In the data below, find every line with the string "JSON" and pull it out.

# # # # # # #

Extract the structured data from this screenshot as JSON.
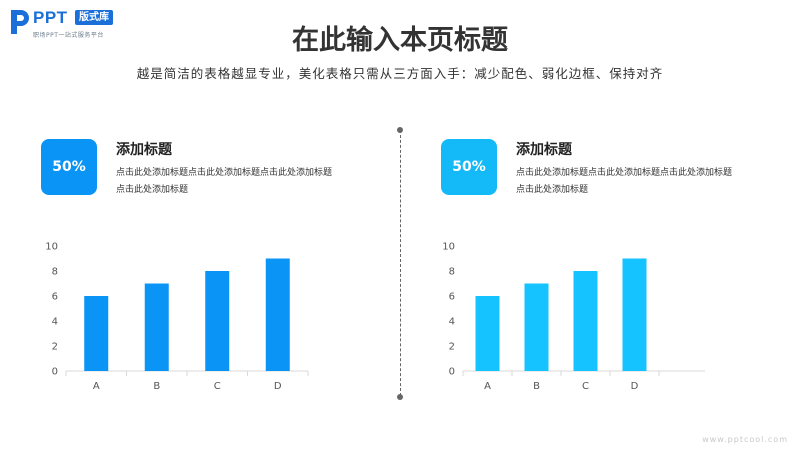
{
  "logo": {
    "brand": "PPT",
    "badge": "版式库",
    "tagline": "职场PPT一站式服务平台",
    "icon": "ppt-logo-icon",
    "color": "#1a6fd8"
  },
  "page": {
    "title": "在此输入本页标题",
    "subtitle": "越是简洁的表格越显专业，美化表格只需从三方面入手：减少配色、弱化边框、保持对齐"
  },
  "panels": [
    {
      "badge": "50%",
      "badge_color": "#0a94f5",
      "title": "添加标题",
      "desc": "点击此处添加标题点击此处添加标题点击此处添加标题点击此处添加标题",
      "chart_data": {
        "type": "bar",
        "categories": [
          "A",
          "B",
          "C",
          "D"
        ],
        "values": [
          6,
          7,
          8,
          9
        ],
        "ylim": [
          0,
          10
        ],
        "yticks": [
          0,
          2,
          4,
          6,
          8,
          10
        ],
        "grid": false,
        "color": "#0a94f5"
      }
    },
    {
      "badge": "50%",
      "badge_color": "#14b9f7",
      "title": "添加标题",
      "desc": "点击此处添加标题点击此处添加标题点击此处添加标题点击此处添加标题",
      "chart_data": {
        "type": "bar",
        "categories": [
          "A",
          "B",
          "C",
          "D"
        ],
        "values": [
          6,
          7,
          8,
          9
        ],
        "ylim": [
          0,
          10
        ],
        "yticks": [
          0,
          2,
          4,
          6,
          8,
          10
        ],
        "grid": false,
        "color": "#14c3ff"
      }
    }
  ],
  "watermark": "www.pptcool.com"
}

# # # # # # #

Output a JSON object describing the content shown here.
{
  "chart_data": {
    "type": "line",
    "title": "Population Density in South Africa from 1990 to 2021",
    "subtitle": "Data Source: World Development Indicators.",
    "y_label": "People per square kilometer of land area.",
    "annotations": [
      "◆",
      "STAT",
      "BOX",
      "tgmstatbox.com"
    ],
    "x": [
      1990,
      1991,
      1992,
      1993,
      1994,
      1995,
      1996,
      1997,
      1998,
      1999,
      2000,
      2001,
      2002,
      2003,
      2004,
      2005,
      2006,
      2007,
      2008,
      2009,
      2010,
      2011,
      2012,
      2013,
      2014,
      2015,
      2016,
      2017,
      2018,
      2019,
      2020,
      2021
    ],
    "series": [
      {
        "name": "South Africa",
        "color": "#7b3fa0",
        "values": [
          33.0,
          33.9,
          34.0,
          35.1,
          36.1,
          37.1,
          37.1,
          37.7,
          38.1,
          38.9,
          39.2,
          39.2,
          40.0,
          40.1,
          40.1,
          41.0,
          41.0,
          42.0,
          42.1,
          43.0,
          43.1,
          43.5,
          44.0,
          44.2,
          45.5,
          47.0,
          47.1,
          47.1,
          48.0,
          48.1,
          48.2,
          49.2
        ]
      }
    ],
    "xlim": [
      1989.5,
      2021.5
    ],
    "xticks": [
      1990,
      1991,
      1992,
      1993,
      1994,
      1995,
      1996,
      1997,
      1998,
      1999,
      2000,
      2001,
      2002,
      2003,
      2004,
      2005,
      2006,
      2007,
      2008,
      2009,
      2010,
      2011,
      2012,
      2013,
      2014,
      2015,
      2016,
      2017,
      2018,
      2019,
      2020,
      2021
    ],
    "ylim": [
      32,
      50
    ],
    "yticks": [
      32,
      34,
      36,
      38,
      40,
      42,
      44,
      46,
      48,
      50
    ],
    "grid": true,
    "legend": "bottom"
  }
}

# # # # # # #

## [WRITTEN SOLUTION]
Extract the structured data from this screenshot as JSON.
Output a JSON object describing the content shown here.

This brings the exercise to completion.